■ **Dataset entries**:
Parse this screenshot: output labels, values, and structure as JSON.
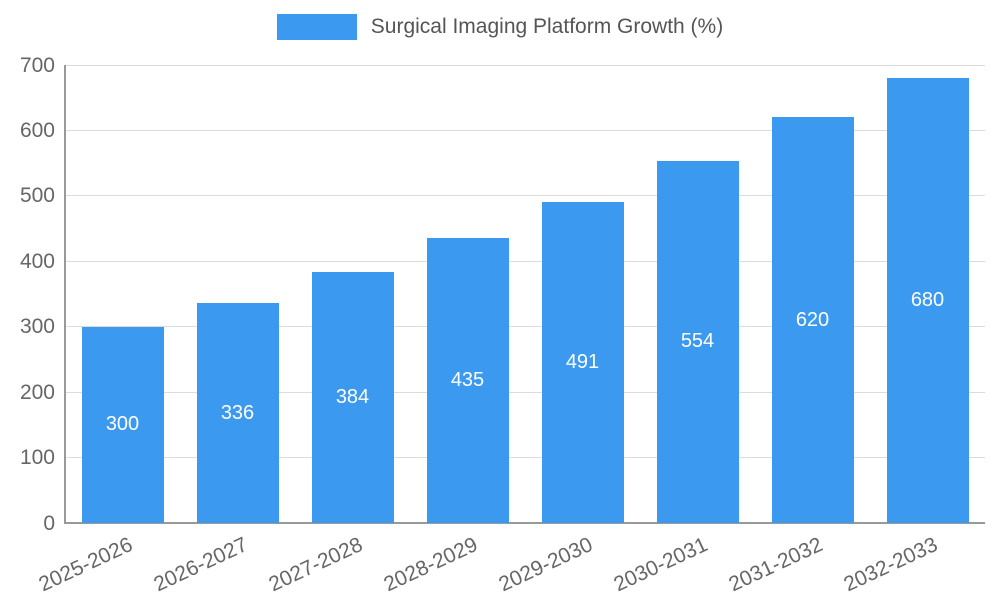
{
  "chart_data": {
    "type": "bar",
    "title": "Surgical Imaging Platform Growth (%)",
    "categories": [
      "2025-2026",
      "2026-2027",
      "2027-2028",
      "2028-2029",
      "2029-2030",
      "2030-2031",
      "2031-2032",
      "2032-2033"
    ],
    "values": [
      300,
      336,
      384,
      435,
      491,
      554,
      620,
      680
    ],
    "xlabel": "",
    "ylabel": "",
    "ylim": [
      0,
      700
    ],
    "ytick_step": 100,
    "grid": true,
    "legend_position": "top-center",
    "colors": {
      "bar": "#3b99ef",
      "bar_value_label": "#ffffff",
      "axis_text": "#666666",
      "gridline": "#dcdcdc",
      "axis_line": "#999999",
      "background": "#ffffff",
      "legend_text": "#555555"
    }
  }
}
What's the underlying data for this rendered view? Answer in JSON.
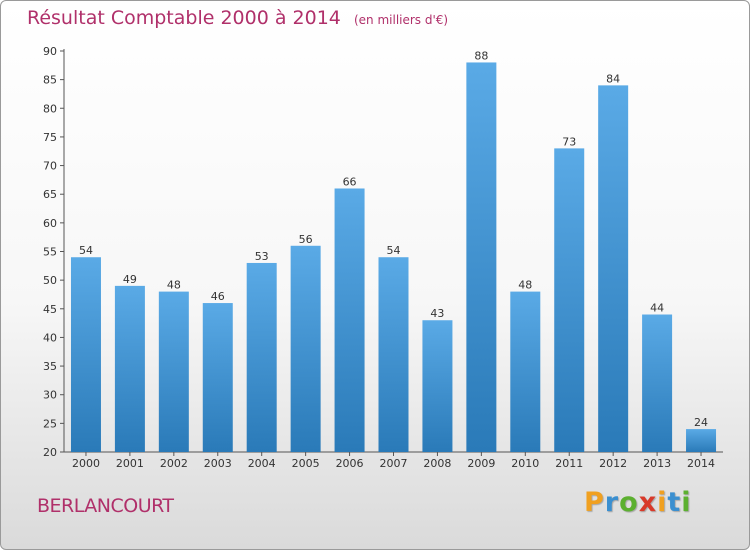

■ **What the exercise asks**:
Repeat the material verbatim. Do not carry over any picture.

■ **Exercise solution**:
Parse this screenshot: output labels, values, and structure as JSON.
{
  "chart_data": {
    "type": "bar",
    "title": "Surgical Imaging Platform Growth (%)",
    "categories": [
      "2025-2026",
      "2026-2027",
      "2027-2028",
      "2028-2029",
      "2029-2030",
      "2030-2031",
      "2031-2032",
      "2032-2033"
    ],
    "values": [
      300,
      336,
      384,
      435,
      491,
      554,
      620,
      680
    ],
    "xlabel": "",
    "ylabel": "",
    "ylim": [
      0,
      700
    ],
    "ytick_step": 100,
    "grid": true,
    "legend_position": "top-center",
    "colors": {
      "bar": "#3b99ef",
      "bar_value_label": "#ffffff",
      "axis_text": "#666666",
      "gridline": "#dcdcdc",
      "axis_line": "#999999",
      "background": "#ffffff",
      "legend_text": "#555555"
    }
  }
}
What's the underlying data for this rendered view? Answer in JSON.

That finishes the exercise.